**TASK INSTRUCTIONS**
Write out each line word for word. Drop pictures.

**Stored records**
╔══

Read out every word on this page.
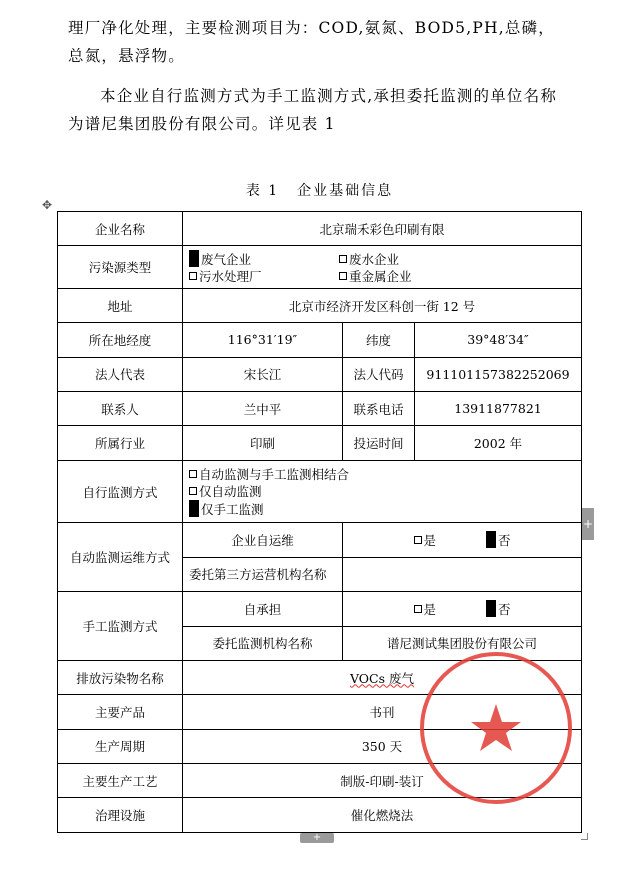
理厂净化处理，主要检测项目为：COD,氨氮、BOD5,PH,总磷，总氮，悬浮物。
本企业自行监测方式为手工监测方式,承担委托监测的单位名称为谱尼集团股份有限公司。详见表 1
表 1 企业基础信息
✥
企业名称	北京瑞禾彩色印刷有限		
污染源类型	废气企业 废水企业
污水处理厂 重金属企业		

地址	北京市经济开发区科创一街 12 号		
所在地经度	116°31′19″	纬度	39°48′34″
法人代表	宋长江	法人代码	911101157382252069
联系人	兰中平	联系电话	13911877821
所属行业	印刷	投运时间	2002 年
自行监测方式	自动监测与手工监测相结合
仅自动监测
仅手工监测		

自动监测运维方式	企业自运维	是 否	
	委托第三方运营机构名称		
手工监测方式	自承担	是 否	
	委托监测机构名称	谱尼测试集团股份有限公司	
排放污染物名称	VOCs 废气		
主要产品	书刊		
生产周期	350 天		
主要生产工艺	制版-印刷-装订		
治理设施	催化燃烧法		
+
+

╚══

**THE RESPONSE**
Read out every word on this page.
理厂净化处理，主要检测项目为：COD,氨氮、BOD5,PH,总磷，总氮，悬浮物。
本企业自行监测方式为手工监测方式,承担委托监测的单位名称为谱尼集团股份有限公司。详见表 1
表 1 企业基础信息
✥
企业名称	北京瑞禾彩色印刷有限		
污染源类型	废气企业 废水企业
污水处理厂 重金属企业		

地址	北京市经济开发区科创一街 12 号		
所在地经度	116°31′19″	纬度	39°48′34″
法人代表	宋长江	法人代码	911101157382252069
联系人	兰中平	联系电话	13911877821
所属行业	印刷	投运时间	2002 年
自行监测方式	自动监测与手工监测相结合
仅自动监测
仅手工监测		

自动监测运维方式	企业自运维	是 否	
	委托第三方运营机构名称		
手工监测方式	自承担	是 否	
	委托监测机构名称	谱尼测试集团股份有限公司	
排放污染物名称	VOCs 废气		
主要产品	书刊		
生产周期	350 天		
主要生产工艺	制版-印刷-装订		
治理设施	催化燃烧法		
+
+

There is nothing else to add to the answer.